▶ **Records from a data collection**:
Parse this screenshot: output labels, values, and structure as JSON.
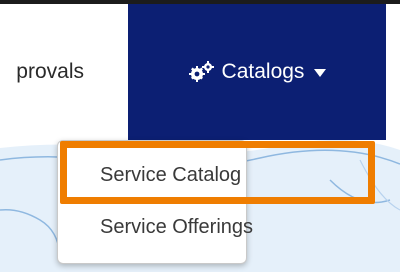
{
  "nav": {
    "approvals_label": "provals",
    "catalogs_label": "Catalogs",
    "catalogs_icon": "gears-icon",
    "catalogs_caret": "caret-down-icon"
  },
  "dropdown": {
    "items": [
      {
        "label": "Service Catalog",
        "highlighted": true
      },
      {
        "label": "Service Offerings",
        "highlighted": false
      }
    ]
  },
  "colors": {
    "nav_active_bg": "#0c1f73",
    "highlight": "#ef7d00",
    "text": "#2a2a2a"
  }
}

▶ **What to work on**:
Transcribe every record above exactly as written, leaving out any pictures.

▶ **Solution**:
Parse this screenshot: output labels, values, and structure as JSON.
{
  "nav": {
    "approvals_label": "provals",
    "catalogs_label": "Catalogs",
    "catalogs_icon": "gears-icon",
    "catalogs_caret": "caret-down-icon"
  },
  "dropdown": {
    "items": [
      {
        "label": "Service Catalog",
        "highlighted": true
      },
      {
        "label": "Service Offerings",
        "highlighted": false
      }
    ]
  },
  "colors": {
    "nav_active_bg": "#0c1f73",
    "highlight": "#ef7d00",
    "text": "#2a2a2a"
  }
}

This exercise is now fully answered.